### [Problem requirements]
Below are the records; locate each line with the word "JSON" and copy it.
━━━━━━━━━━━━━━━━━━━━
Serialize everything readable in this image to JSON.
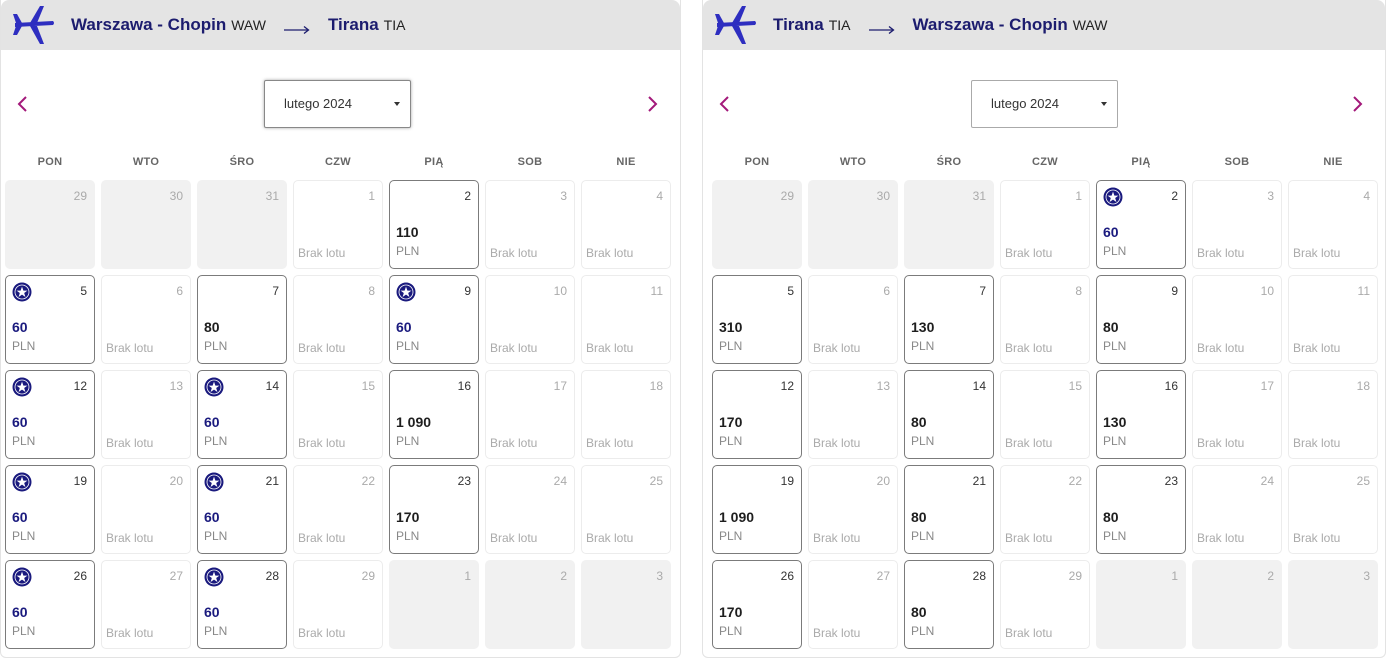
{
  "panels": [
    {
      "id": "outbound",
      "from": {
        "name": "Warszawa - Chopin",
        "code": "WAW"
      },
      "to": {
        "name": "Tirana",
        "code": "TIA"
      },
      "month": "lutego 2024",
      "month_focused": true,
      "weekdays": [
        "PON",
        "WTO",
        "ŚRO",
        "CZW",
        "PIĄ",
        "SOB",
        "NIE"
      ],
      "no_flight_label": "Brak lotu",
      "currency": "PLN",
      "days": [
        {
          "day": "29",
          "state": "past"
        },
        {
          "day": "30",
          "state": "past"
        },
        {
          "day": "31",
          "state": "past"
        },
        {
          "day": "1",
          "state": "none"
        },
        {
          "day": "2",
          "state": "avail",
          "price": "110"
        },
        {
          "day": "3",
          "state": "none"
        },
        {
          "day": "4",
          "state": "none"
        },
        {
          "day": "5",
          "state": "avail",
          "price": "60",
          "promo": true
        },
        {
          "day": "6",
          "state": "none"
        },
        {
          "day": "7",
          "state": "avail",
          "price": "80"
        },
        {
          "day": "8",
          "state": "none"
        },
        {
          "day": "9",
          "state": "avail",
          "price": "60",
          "promo": true
        },
        {
          "day": "10",
          "state": "none"
        },
        {
          "day": "11",
          "state": "none"
        },
        {
          "day": "12",
          "state": "avail",
          "price": "60",
          "promo": true
        },
        {
          "day": "13",
          "state": "none"
        },
        {
          "day": "14",
          "state": "avail",
          "price": "60",
          "promo": true
        },
        {
          "day": "15",
          "state": "none"
        },
        {
          "day": "16",
          "state": "avail",
          "price": "1 090"
        },
        {
          "day": "17",
          "state": "none"
        },
        {
          "day": "18",
          "state": "none"
        },
        {
          "day": "19",
          "state": "avail",
          "price": "60",
          "promo": true
        },
        {
          "day": "20",
          "state": "none"
        },
        {
          "day": "21",
          "state": "avail",
          "price": "60",
          "promo": true
        },
        {
          "day": "22",
          "state": "none"
        },
        {
          "day": "23",
          "state": "avail",
          "price": "170"
        },
        {
          "day": "24",
          "state": "none"
        },
        {
          "day": "25",
          "state": "none"
        },
        {
          "day": "26",
          "state": "avail",
          "price": "60",
          "promo": true
        },
        {
          "day": "27",
          "state": "none"
        },
        {
          "day": "28",
          "state": "avail",
          "price": "60",
          "promo": true
        },
        {
          "day": "29",
          "state": "none"
        },
        {
          "day": "1",
          "state": "past"
        },
        {
          "day": "2",
          "state": "past"
        },
        {
          "day": "3",
          "state": "past"
        }
      ]
    },
    {
      "id": "return",
      "from": {
        "name": "Tirana",
        "code": "TIA"
      },
      "to": {
        "name": "Warszawa - Chopin",
        "code": "WAW"
      },
      "month": "lutego 2024",
      "month_focused": false,
      "weekdays": [
        "PON",
        "WTO",
        "ŚRO",
        "CZW",
        "PIĄ",
        "SOB",
        "NIE"
      ],
      "no_flight_label": "Brak lotu",
      "currency": "PLN",
      "days": [
        {
          "day": "29",
          "state": "past"
        },
        {
          "day": "30",
          "state": "past"
        },
        {
          "day": "31",
          "state": "past"
        },
        {
          "day": "1",
          "state": "none"
        },
        {
          "day": "2",
          "state": "avail",
          "price": "60",
          "promo": true
        },
        {
          "day": "3",
          "state": "none"
        },
        {
          "day": "4",
          "state": "none"
        },
        {
          "day": "5",
          "state": "avail",
          "price": "310"
        },
        {
          "day": "6",
          "state": "none"
        },
        {
          "day": "7",
          "state": "avail",
          "price": "130"
        },
        {
          "day": "8",
          "state": "none"
        },
        {
          "day": "9",
          "state": "avail",
          "price": "80"
        },
        {
          "day": "10",
          "state": "none"
        },
        {
          "day": "11",
          "state": "none"
        },
        {
          "day": "12",
          "state": "avail",
          "price": "170"
        },
        {
          "day": "13",
          "state": "none"
        },
        {
          "day": "14",
          "state": "avail",
          "price": "80"
        },
        {
          "day": "15",
          "state": "none"
        },
        {
          "day": "16",
          "state": "avail",
          "price": "130"
        },
        {
          "day": "17",
          "state": "none"
        },
        {
          "day": "18",
          "state": "none"
        },
        {
          "day": "19",
          "state": "avail",
          "price": "1 090"
        },
        {
          "day": "20",
          "state": "none"
        },
        {
          "day": "21",
          "state": "avail",
          "price": "80"
        },
        {
          "day": "22",
          "state": "none"
        },
        {
          "day": "23",
          "state": "avail",
          "price": "80"
        },
        {
          "day": "24",
          "state": "none"
        },
        {
          "day": "25",
          "state": "none"
        },
        {
          "day": "26",
          "state": "avail",
          "price": "170"
        },
        {
          "day": "27",
          "state": "none"
        },
        {
          "day": "28",
          "state": "avail",
          "price": "80"
        },
        {
          "day": "29",
          "state": "none"
        },
        {
          "day": "1",
          "state": "past"
        },
        {
          "day": "2",
          "state": "past"
        },
        {
          "day": "3",
          "state": "past"
        }
      ]
    }
  ],
  "colors": {
    "brand": "#1c1c6e",
    "accent": "#a3197a",
    "promo_price": "#1a1a7e",
    "header_bg": "#e4e4e4"
  },
  "icons": {
    "plane": "plane-icon",
    "promo": "star-badge-icon",
    "prev": "chevron-left-icon",
    "next": "chevron-right-icon",
    "arrow": "arrow-right-icon"
  }
}
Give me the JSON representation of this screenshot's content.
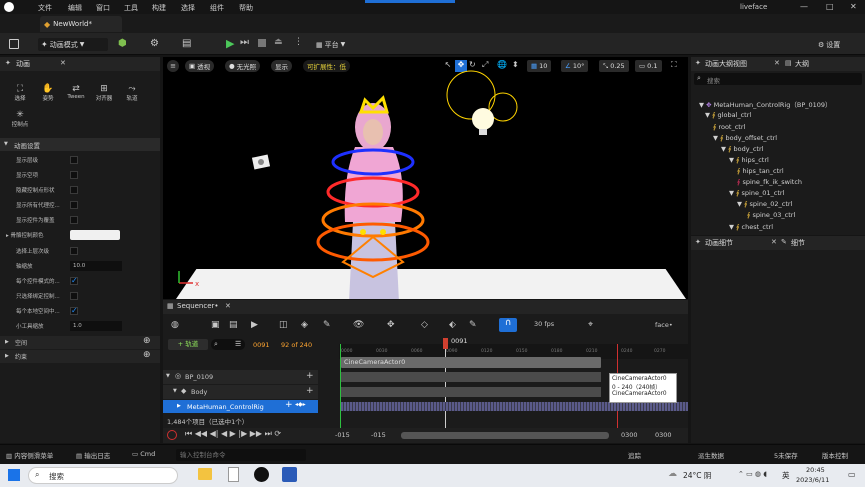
{
  "title_bar": {
    "menus": [
      "文件",
      "编辑",
      "窗口",
      "工具",
      "构建",
      "选择",
      "组件",
      "帮助"
    ],
    "project": "liveface",
    "minimize": "—",
    "maximize": "□",
    "close": "✕"
  },
  "tab": {
    "label": "NewWorld*"
  },
  "toolbar": {
    "mode": "动画模式",
    "platform": "平台",
    "settings": "设置"
  },
  "left_panel": {
    "title": "动画",
    "tools": [
      "选择",
      "姿势",
      "Tween",
      "对齐器",
      "轨道"
    ],
    "tool_extra": "控制点",
    "section": "动画设置",
    "rows": [
      {
        "label": "显示层级",
        "type": "check",
        "checked": false
      },
      {
        "label": "显示空项",
        "type": "check",
        "checked": false
      },
      {
        "label": "隐藏控制点形状",
        "type": "check",
        "checked": false
      },
      {
        "label": "显示所有代理控...",
        "type": "check",
        "checked": false
      },
      {
        "label": "显示控件为覆盖",
        "type": "check",
        "checked": false
      },
      {
        "label": "▸ 骨骼控制颜色",
        "type": "color"
      },
      {
        "label": "选择上层次级",
        "type": "check",
        "checked": false
      },
      {
        "label": "轴缩放",
        "type": "value",
        "value": "10.0"
      },
      {
        "label": "每个控件模式的...",
        "type": "check",
        "checked": true
      },
      {
        "label": "只选择绑定控制...",
        "type": "check",
        "checked": false
      },
      {
        "label": "每个本地空间中...",
        "type": "check",
        "checked": true
      },
      {
        "label": "小工具缩放",
        "type": "value",
        "value": "1.0"
      }
    ],
    "sections2": [
      "空间",
      "约束"
    ]
  },
  "viewport": {
    "perspective": "透视",
    "lit": "无光照",
    "show": "显示",
    "scalability": "可扩展性：低",
    "grid": "10",
    "angle": "10°",
    "scale": "0.25",
    "speed": "0.1"
  },
  "outliner": {
    "title": "动画大纲视图",
    "tab2": "大纲",
    "search_placeholder": "搜索",
    "items": [
      {
        "label": "MetaHuman_ControlRig（BP_0109）",
        "depth": 0
      },
      {
        "label": "global_ctrl",
        "depth": 1
      },
      {
        "label": "root_ctrl",
        "depth": 2
      },
      {
        "label": "body_offset_ctrl",
        "depth": 2
      },
      {
        "label": "body_ctrl",
        "depth": 3
      },
      {
        "label": "hips_ctrl",
        "depth": 4
      },
      {
        "label": "hips_tan_ctrl",
        "depth": 5
      },
      {
        "label": "spine_fk_ik_switch",
        "depth": 5
      },
      {
        "label": "spine_01_ctrl",
        "depth": 5
      },
      {
        "label": "spine_02_ctrl",
        "depth": 6
      },
      {
        "label": "spine_03_ctrl",
        "depth": 7
      },
      {
        "label": "chest_ctrl",
        "depth": 6
      }
    ]
  },
  "details": {
    "title": "动画细节",
    "tab2": "细节"
  },
  "sequencer": {
    "title": "Sequencer•",
    "fps": "30 fps",
    "track_btn": "+ 轨道",
    "frame": "0091",
    "range": "92 of 240",
    "face_label": "face•",
    "playhead": "0091",
    "ruler": [
      "0000",
      "0030",
      "0060",
      "0090",
      "0120",
      "0150",
      "0180",
      "0210",
      "0240",
      "0270"
    ],
    "tracks": [
      {
        "label": "BP_0109"
      },
      {
        "label": "Body"
      },
      {
        "label": "MetaHuman_ControlRig"
      }
    ],
    "camera_clip": "CineCameraActor0",
    "count": "1,484个项目（已选中1个）",
    "tooltip": [
      "CineCameraActor0",
      "0 - 240（240帧）",
      "CineCameraActor0"
    ],
    "bottom": [
      "-015",
      "-015",
      "0300",
      "0300"
    ]
  },
  "status_bar": {
    "items": [
      "内容侧滑菜单",
      "输出日志",
      "Cmd"
    ],
    "console_placeholder": "输入控制台命令",
    "right": [
      "追踪",
      "派生数据",
      "5未保存",
      "版本控制"
    ]
  },
  "taskbar": {
    "search": "搜索",
    "weather": "24°C 阴",
    "lang": "英",
    "time": "20:45",
    "date": "2023/6/11"
  }
}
━━━━━━━━━━━━━━━━━━━━
### [Task solution]
Serialize everything readable in this image to JSON.
Give me the JSON representation of this screenshot's content.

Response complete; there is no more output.